Pick out every line of the entries below where "Give" occurs, and copy those lines.

_ _ _ _ _ _ _

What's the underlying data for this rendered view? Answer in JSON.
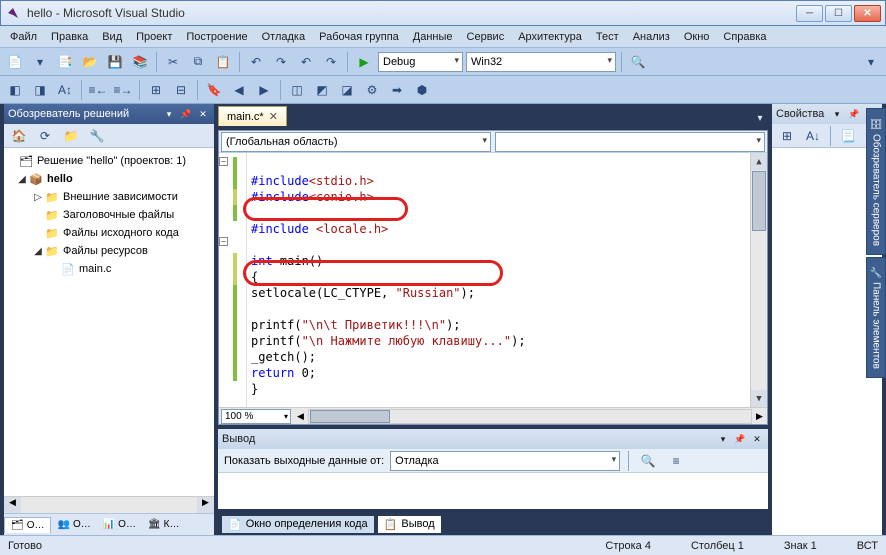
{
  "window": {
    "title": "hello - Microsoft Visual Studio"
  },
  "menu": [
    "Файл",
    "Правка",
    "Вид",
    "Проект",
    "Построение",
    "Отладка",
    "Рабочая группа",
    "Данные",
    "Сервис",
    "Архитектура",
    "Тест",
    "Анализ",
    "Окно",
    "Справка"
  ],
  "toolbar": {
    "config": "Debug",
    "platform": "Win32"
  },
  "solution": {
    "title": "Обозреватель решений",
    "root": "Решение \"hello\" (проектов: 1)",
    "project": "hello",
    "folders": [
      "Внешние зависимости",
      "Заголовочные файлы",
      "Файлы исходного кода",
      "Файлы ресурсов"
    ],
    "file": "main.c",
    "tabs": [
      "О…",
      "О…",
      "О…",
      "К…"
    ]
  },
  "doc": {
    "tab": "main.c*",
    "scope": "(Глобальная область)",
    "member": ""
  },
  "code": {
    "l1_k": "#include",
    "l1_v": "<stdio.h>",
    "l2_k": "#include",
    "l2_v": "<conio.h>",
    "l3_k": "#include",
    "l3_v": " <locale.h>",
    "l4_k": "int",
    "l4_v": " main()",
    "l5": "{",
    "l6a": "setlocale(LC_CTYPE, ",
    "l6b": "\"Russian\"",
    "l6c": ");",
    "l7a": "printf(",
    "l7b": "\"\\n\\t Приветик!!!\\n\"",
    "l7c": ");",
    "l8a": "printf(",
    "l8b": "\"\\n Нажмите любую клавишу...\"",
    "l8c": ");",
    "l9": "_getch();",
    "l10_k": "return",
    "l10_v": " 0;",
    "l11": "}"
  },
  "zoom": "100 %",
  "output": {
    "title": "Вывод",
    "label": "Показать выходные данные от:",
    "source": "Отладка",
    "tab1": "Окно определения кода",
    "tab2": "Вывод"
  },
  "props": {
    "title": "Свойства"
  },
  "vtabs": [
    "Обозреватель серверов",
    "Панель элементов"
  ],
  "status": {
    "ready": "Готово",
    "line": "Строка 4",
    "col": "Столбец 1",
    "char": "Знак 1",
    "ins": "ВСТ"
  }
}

_ _ _ _ _ _ _

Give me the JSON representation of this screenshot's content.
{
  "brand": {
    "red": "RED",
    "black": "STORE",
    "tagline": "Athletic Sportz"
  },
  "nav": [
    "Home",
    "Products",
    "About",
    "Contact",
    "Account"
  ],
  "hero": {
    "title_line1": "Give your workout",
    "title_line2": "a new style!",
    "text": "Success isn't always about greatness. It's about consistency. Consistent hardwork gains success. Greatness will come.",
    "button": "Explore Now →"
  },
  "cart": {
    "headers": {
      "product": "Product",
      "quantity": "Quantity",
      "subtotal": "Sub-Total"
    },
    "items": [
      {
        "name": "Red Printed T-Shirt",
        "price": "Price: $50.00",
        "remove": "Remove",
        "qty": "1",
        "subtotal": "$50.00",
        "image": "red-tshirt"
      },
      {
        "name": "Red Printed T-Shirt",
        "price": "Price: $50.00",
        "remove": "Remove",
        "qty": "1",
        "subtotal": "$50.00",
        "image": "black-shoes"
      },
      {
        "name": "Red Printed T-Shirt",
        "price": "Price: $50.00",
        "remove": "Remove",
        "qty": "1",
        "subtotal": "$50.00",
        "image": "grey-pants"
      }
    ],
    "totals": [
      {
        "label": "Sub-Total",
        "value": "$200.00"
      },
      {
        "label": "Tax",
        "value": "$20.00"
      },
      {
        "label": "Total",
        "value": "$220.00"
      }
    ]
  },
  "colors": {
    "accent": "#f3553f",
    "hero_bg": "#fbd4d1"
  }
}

_ _ _ _ _ _ _

● THE RESPONSE:
Give me the JSON representation of this screenshot's content.
    "title_line1": "Give your workout",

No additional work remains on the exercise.